_Work task_
Repeat every record below exactly, omitting any pictures.

--- Exercise material Enclosed Below ---

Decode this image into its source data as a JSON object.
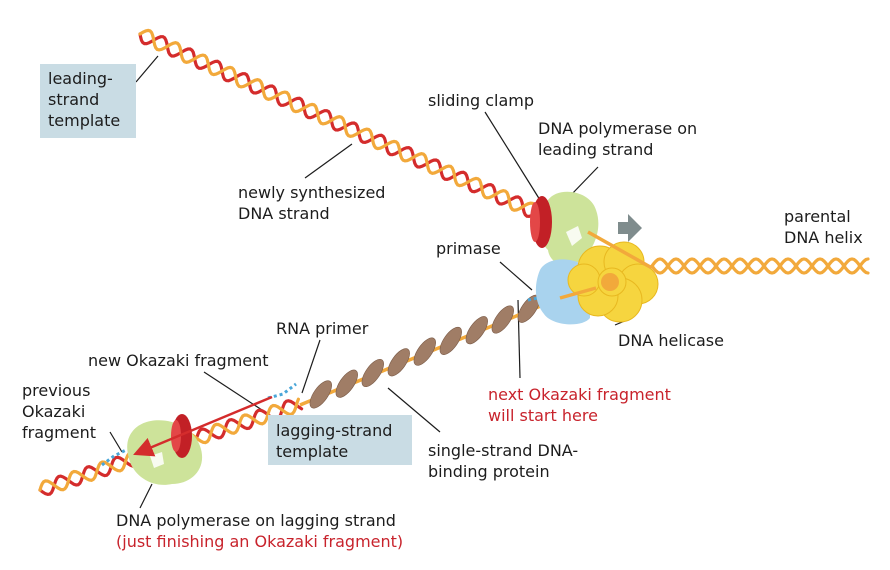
{
  "colors": {
    "leading_template": "#f2a93b",
    "new_strand": "#d42c2c",
    "parental": "#f2a93b",
    "sliding_clamp": "#d42c2c",
    "polymerase": "#cde39a",
    "helicase": "#f6d53f",
    "primase": "#a9d3ee",
    "ssb_protein": "#a07d66",
    "rna_primer": "#4aa6d8",
    "label_box": "#c9dce4",
    "highlight_text": "#c8232c",
    "arrow": "#7f8c8d"
  },
  "labels": {
    "leading_template": [
      "leading-",
      "strand",
      "template"
    ],
    "newly_synthesized": [
      "newly synthesized",
      "DNA strand"
    ],
    "sliding_clamp": "sliding clamp",
    "polymerase_leading": [
      "DNA polymerase on",
      "leading strand"
    ],
    "parental_helix": [
      "parental",
      "DNA helix"
    ],
    "primase": "primase",
    "dna_helicase": "DNA helicase",
    "rna_primer": "RNA primer",
    "new_okazaki": "new Okazaki fragment",
    "previous_okazaki": [
      "previous",
      "Okazaki",
      "fragment"
    ],
    "lagging_template": [
      "lagging-strand",
      "template"
    ],
    "ssb": [
      "single-strand DNA-",
      "binding protein"
    ],
    "next_okazaki": [
      "next Okazaki fragment",
      "will start here"
    ],
    "polymerase_lagging": [
      "DNA polymerase on lagging strand",
      "(just finishing an Okazaki fragment)"
    ]
  }
}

--- End of Enclosed Exercise material ---

_Exercise output_
Decode this image into its source data as a JSON object.
{
  "colors": {
    "leading_template": "#f2a93b",
    "new_strand": "#d42c2c",
    "parental": "#f2a93b",
    "sliding_clamp": "#d42c2c",
    "polymerase": "#cde39a",
    "helicase": "#f6d53f",
    "primase": "#a9d3ee",
    "ssb_protein": "#a07d66",
    "rna_primer": "#4aa6d8",
    "label_box": "#c9dce4",
    "highlight_text": "#c8232c",
    "arrow": "#7f8c8d"
  },
  "labels": {
    "leading_template": [
      "leading-",
      "strand",
      "template"
    ],
    "newly_synthesized": [
      "newly synthesized",
      "DNA strand"
    ],
    "sliding_clamp": "sliding clamp",
    "polymerase_leading": [
      "DNA polymerase on",
      "leading strand"
    ],
    "parental_helix": [
      "parental",
      "DNA helix"
    ],
    "primase": "primase",
    "dna_helicase": "DNA helicase",
    "rna_primer": "RNA primer",
    "new_okazaki": "new Okazaki fragment",
    "previous_okazaki": [
      "previous",
      "Okazaki",
      "fragment"
    ],
    "lagging_template": [
      "lagging-strand",
      "template"
    ],
    "ssb": [
      "single-strand DNA-",
      "binding protein"
    ],
    "next_okazaki": [
      "next Okazaki fragment",
      "will start here"
    ],
    "polymerase_lagging": [
      "DNA polymerase on lagging strand",
      "(just finishing an Okazaki fragment)"
    ]
  }
}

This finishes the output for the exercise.